━━━━━ SUPPLIED INFORMATION

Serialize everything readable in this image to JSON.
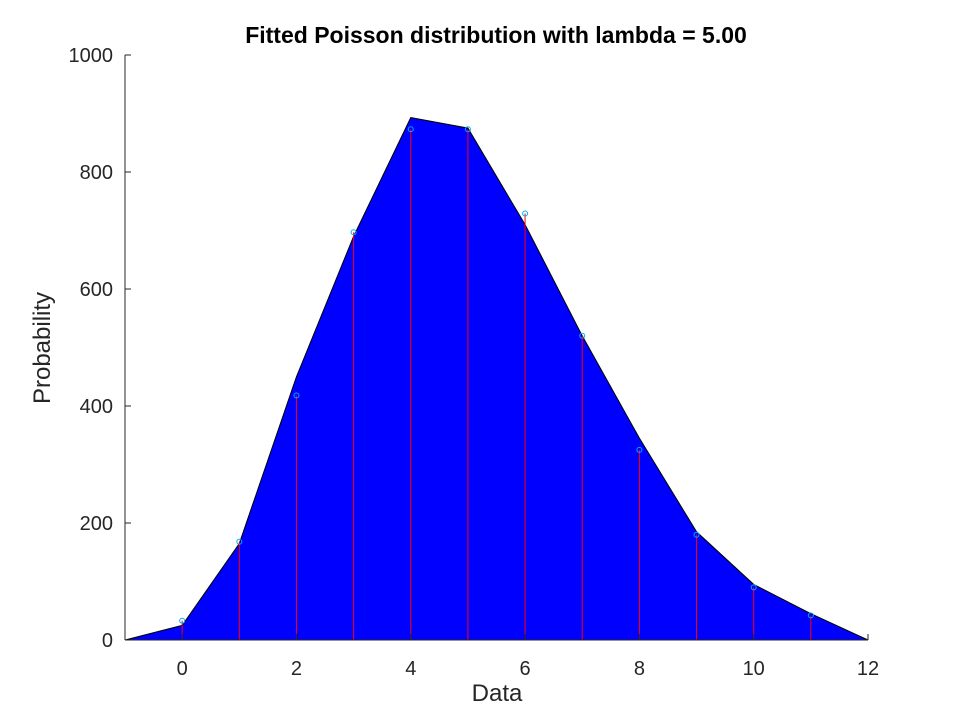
{
  "chart_data": {
    "type": "area",
    "title": "Fitted Poisson distribution with lambda = 5.00",
    "xlabel": "Data",
    "ylabel": "Probability",
    "xlim": [
      -1,
      12
    ],
    "ylim": [
      0,
      1000
    ],
    "xticks": [
      0,
      2,
      4,
      6,
      8,
      10,
      12
    ],
    "yticks": [
      0,
      200,
      400,
      600,
      800,
      1000
    ],
    "grid": false,
    "fitted_area": {
      "x": [
        -1,
        0,
        1,
        2,
        3,
        4,
        5,
        6,
        7,
        8,
        9,
        10,
        11,
        12
      ],
      "y": [
        0,
        25,
        165,
        450,
        690,
        893,
        875,
        710,
        520,
        345,
        185,
        95,
        45,
        0
      ],
      "fill_color": "#0000ff",
      "edge_color": "#000000"
    },
    "observed": {
      "x": [
        0,
        1,
        2,
        3,
        4,
        5,
        6,
        7,
        8,
        9,
        10,
        11
      ],
      "y": [
        33,
        168,
        418,
        697,
        873,
        873,
        729,
        520,
        325,
        180,
        90,
        42
      ],
      "stem_color": "#ff0000",
      "marker_color": "#00aaff"
    }
  }
}
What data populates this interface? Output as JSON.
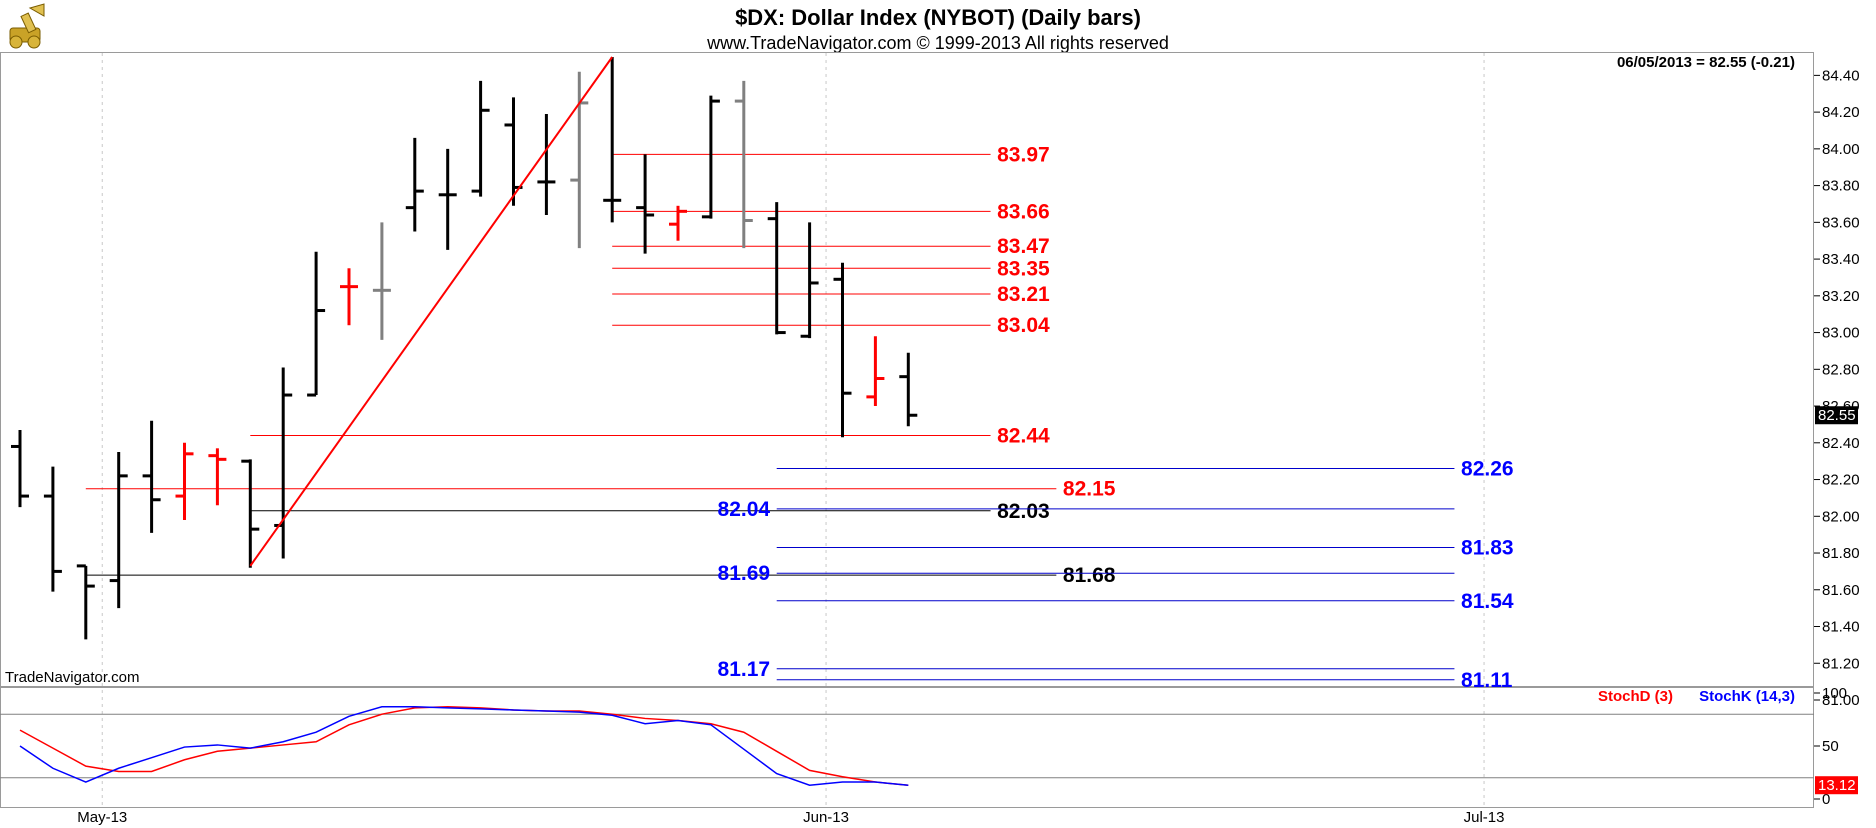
{
  "header": {
    "title": "$DX:  Dollar Index (NYBOT)  (Daily bars)",
    "subtitle": "www.TradeNavigator.com © 1999-2013 All rights reserved",
    "last_quote": "06/05/2013 = 82.55 (-0.21)",
    "watermark": "TradeNavigator.com",
    "logo_icon": "cannon-icon"
  },
  "chart_data": [
    {
      "type": "ohlc",
      "ylim": [
        81.0,
        84.5
      ],
      "yticks": [
        "84.40",
        "84.20",
        "84.00",
        "83.80",
        "83.60",
        "83.40",
        "83.20",
        "83.00",
        "82.80",
        "82.60",
        "82.40",
        "82.20",
        "82.00",
        "81.80",
        "81.60",
        "81.40",
        "81.20",
        "81.00"
      ],
      "x_tick_labels": [
        {
          "label": "May-13",
          "day": 2.5
        },
        {
          "label": "Jun-13",
          "day": 24.5
        },
        {
          "label": "Jul-13",
          "day": 44.5
        }
      ],
      "last_price_label": "82.55",
      "bars": [
        {
          "day": 0,
          "high": 82.47,
          "low": 82.05,
          "open": 82.38,
          "close": 82.11,
          "color": "#000000"
        },
        {
          "day": 1,
          "high": 82.27,
          "low": 81.59,
          "open": 82.11,
          "close": 81.7,
          "color": "#000000"
        },
        {
          "day": 2,
          "high": 81.73,
          "low": 81.33,
          "open": 81.73,
          "close": 81.62,
          "color": "#000000"
        },
        {
          "day": 3,
          "high": 82.35,
          "low": 81.5,
          "open": 81.65,
          "close": 82.22,
          "color": "#000000"
        },
        {
          "day": 4,
          "high": 82.52,
          "low": 81.91,
          "open": 82.22,
          "close": 82.09,
          "color": "#000000"
        },
        {
          "day": 5,
          "high": 82.4,
          "low": 81.98,
          "open": 82.11,
          "close": 82.34,
          "color": "#ff0000"
        },
        {
          "day": 6,
          "high": 82.37,
          "low": 82.06,
          "open": 82.33,
          "close": 82.31,
          "color": "#ff0000"
        },
        {
          "day": 7,
          "high": 82.31,
          "low": 81.72,
          "open": 82.3,
          "close": 81.93,
          "color": "#000000"
        },
        {
          "day": 8,
          "high": 82.81,
          "low": 81.77,
          "open": 81.95,
          "close": 82.66,
          "color": "#000000"
        },
        {
          "day": 9,
          "high": 83.44,
          "low": 82.66,
          "open": 82.66,
          "close": 83.12,
          "color": "#000000"
        },
        {
          "day": 10,
          "high": 83.35,
          "low": 83.04,
          "open": 83.25,
          "close": 83.25,
          "color": "#ff0000"
        },
        {
          "day": 11,
          "high": 83.6,
          "low": 82.96,
          "open": 83.23,
          "close": 83.23,
          "color": "#808080"
        },
        {
          "day": 12,
          "high": 84.06,
          "low": 83.55,
          "open": 83.68,
          "close": 83.77,
          "color": "#000000"
        },
        {
          "day": 13,
          "high": 84.0,
          "low": 83.45,
          "open": 83.75,
          "close": 83.75,
          "color": "#000000"
        },
        {
          "day": 14,
          "high": 84.37,
          "low": 83.74,
          "open": 83.77,
          "close": 84.21,
          "color": "#000000"
        },
        {
          "day": 15,
          "high": 84.28,
          "low": 83.69,
          "open": 84.13,
          "close": 83.79,
          "color": "#000000"
        },
        {
          "day": 16,
          "high": 84.19,
          "low": 83.64,
          "open": 83.82,
          "close": 83.82,
          "color": "#000000"
        },
        {
          "day": 17,
          "high": 84.42,
          "low": 83.46,
          "open": 83.83,
          "close": 84.25,
          "color": "#808080"
        },
        {
          "day": 18,
          "high": 84.5,
          "low": 83.6,
          "open": 83.72,
          "close": 83.72,
          "color": "#000000"
        },
        {
          "day": 19,
          "high": 83.97,
          "low": 83.43,
          "open": 83.68,
          "close": 83.64,
          "color": "#000000"
        },
        {
          "day": 20,
          "high": 83.69,
          "low": 83.5,
          "open": 83.59,
          "close": 83.66,
          "color": "#ff0000"
        },
        {
          "day": 21,
          "high": 84.29,
          "low": 83.62,
          "open": 83.63,
          "close": 84.26,
          "color": "#000000"
        },
        {
          "day": 22,
          "high": 84.37,
          "low": 83.46,
          "open": 84.26,
          "close": 83.61,
          "color": "#808080"
        },
        {
          "day": 23,
          "high": 83.71,
          "low": 82.99,
          "open": 83.62,
          "close": 83.0,
          "color": "#000000"
        },
        {
          "day": 24,
          "high": 83.6,
          "low": 82.97,
          "open": 82.98,
          "close": 83.27,
          "color": "#000000"
        },
        {
          "day": 25,
          "high": 83.38,
          "low": 82.43,
          "open": 83.29,
          "close": 82.67,
          "color": "#000000"
        },
        {
          "day": 26,
          "high": 82.98,
          "low": 82.6,
          "open": 82.65,
          "close": 82.75,
          "color": "#ff0000"
        },
        {
          "day": 27,
          "high": 82.89,
          "low": 82.49,
          "open": 82.76,
          "close": 82.55,
          "color": "#000000"
        }
      ],
      "trendline": {
        "from": {
          "day": 7,
          "price": 81.73
        },
        "to": {
          "day": 18,
          "price": 84.5
        },
        "color": "#ff0000"
      },
      "levels": [
        {
          "price": 83.97,
          "label": "83.97",
          "color": "#ff0000",
          "from_day": 18,
          "to_day": 29.5,
          "label_side": "right",
          "label_day": 29.7,
          "label_color": "#ff0000"
        },
        {
          "price": 83.66,
          "label": "83.66",
          "color": "#ff0000",
          "from_day": 18,
          "to_day": 29.5,
          "label_side": "right",
          "label_day": 29.7,
          "label_color": "#ff0000"
        },
        {
          "price": 83.47,
          "label": "83.47",
          "color": "#ff0000",
          "from_day": 18,
          "to_day": 29.5,
          "label_side": "right",
          "label_day": 29.7,
          "label_color": "#ff0000"
        },
        {
          "price": 83.35,
          "label": "83.35",
          "color": "#ff0000",
          "from_day": 18,
          "to_day": 29.5,
          "label_side": "right",
          "label_day": 29.7,
          "label_color": "#ff0000"
        },
        {
          "price": 83.21,
          "label": "83.21",
          "color": "#ff0000",
          "from_day": 18,
          "to_day": 29.5,
          "label_side": "right",
          "label_day": 29.7,
          "label_color": "#ff0000"
        },
        {
          "price": 83.04,
          "label": "83.04",
          "color": "#ff0000",
          "from_day": 18,
          "to_day": 29.5,
          "label_side": "right",
          "label_day": 29.7,
          "label_color": "#ff0000"
        },
        {
          "price": 82.44,
          "label": "82.44",
          "color": "#ff0000",
          "from_day": 7,
          "to_day": 29.5,
          "label_side": "right",
          "label_day": 29.7,
          "label_color": "#ff0000"
        },
        {
          "price": 82.15,
          "label": "82.15",
          "color": "#ff0000",
          "from_day": 2,
          "to_day": 31.5,
          "label_side": "right",
          "label_day": 31.7,
          "label_color": "#ff0000"
        },
        {
          "price": 82.03,
          "label": "82.03",
          "color": "#000000",
          "from_day": 7,
          "to_day": 29.5,
          "label_side": "right",
          "label_day": 29.7,
          "label_color": "#000000"
        },
        {
          "price": 81.68,
          "label": "81.68",
          "color": "#000000",
          "from_day": 2,
          "to_day": 31.5,
          "label_side": "right",
          "label_day": 31.7,
          "label_color": "#000000"
        },
        {
          "price": 82.26,
          "label": "82.26",
          "color": "#0000cc",
          "from_day": 23,
          "to_day": 43.6,
          "label_side": "right",
          "label_day": 43.8,
          "label_color": "#0000ff"
        },
        {
          "price": 82.04,
          "label": "82.04",
          "color": "#0000cc",
          "from_day": 23,
          "to_day": 43.6,
          "label_side": "left",
          "label_day": 22.8,
          "label_color": "#0000ff"
        },
        {
          "price": 81.83,
          "label": "81.83",
          "color": "#0000cc",
          "from_day": 23,
          "to_day": 43.6,
          "label_side": "right",
          "label_day": 43.8,
          "label_color": "#0000ff"
        },
        {
          "price": 81.69,
          "label": "81.69",
          "color": "#0000cc",
          "from_day": 23,
          "to_day": 43.6,
          "label_side": "left",
          "label_day": 22.8,
          "label_color": "#0000ff"
        },
        {
          "price": 81.54,
          "label": "81.54",
          "color": "#0000cc",
          "from_day": 23,
          "to_day": 43.6,
          "label_side": "right",
          "label_day": 43.8,
          "label_color": "#0000ff"
        },
        {
          "price": 81.17,
          "label": "81.17",
          "color": "#0000cc",
          "from_day": 23,
          "to_day": 43.6,
          "label_side": "left",
          "label_day": 22.8,
          "label_color": "#0000ff"
        },
        {
          "price": 81.11,
          "label": "81.11",
          "color": "#0000cc",
          "from_day": 23,
          "to_day": 43.6,
          "label_side": "right",
          "label_day": 43.8,
          "label_color": "#0000ff"
        }
      ]
    },
    {
      "type": "line",
      "ylim": [
        0,
        100
      ],
      "yticks": [
        "100",
        "50",
        "0"
      ],
      "reference_lines": [
        80,
        20
      ],
      "last_value_label": "13.12",
      "legend": [
        {
          "name": "StochD (3)",
          "color": "#ff0000"
        },
        {
          "name": "StochK (14,3)",
          "color": "#0000ff"
        }
      ],
      "series": [
        {
          "name": "StochD (3)",
          "color": "#ff0000",
          "x": [
            0,
            1,
            2,
            3,
            4,
            5,
            6,
            7,
            8,
            9,
            10,
            11,
            12,
            13,
            14,
            15,
            16,
            17,
            18,
            19,
            20,
            21,
            22,
            23,
            24,
            25,
            26,
            27
          ],
          "values": [
            65,
            48,
            31,
            26,
            26,
            37,
            45,
            48,
            51,
            54,
            70,
            80,
            86,
            87,
            86,
            84,
            83,
            83,
            80,
            76,
            74,
            71,
            63,
            45,
            27,
            21,
            16,
            13
          ]
        },
        {
          "name": "StochK (14,3)",
          "color": "#0000ff",
          "x": [
            0,
            1,
            2,
            3,
            4,
            5,
            6,
            7,
            8,
            9,
            10,
            11,
            12,
            13,
            14,
            15,
            16,
            17,
            18,
            19,
            20,
            21,
            22,
            23,
            24,
            25,
            26,
            27
          ],
          "values": [
            50,
            29,
            16,
            29,
            39,
            49,
            51,
            48,
            54,
            63,
            78,
            87,
            87,
            86,
            85,
            84,
            83,
            82,
            79,
            71,
            74,
            70,
            47,
            24,
            13,
            16,
            16,
            13
          ]
        }
      ]
    }
  ]
}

━━━━━━━━━━

Select every line in the records above that contains the word "this".

### TASK SOLUTION
Serialize everything readable in this image to JSON.
What data populates this interface? Output as JSON.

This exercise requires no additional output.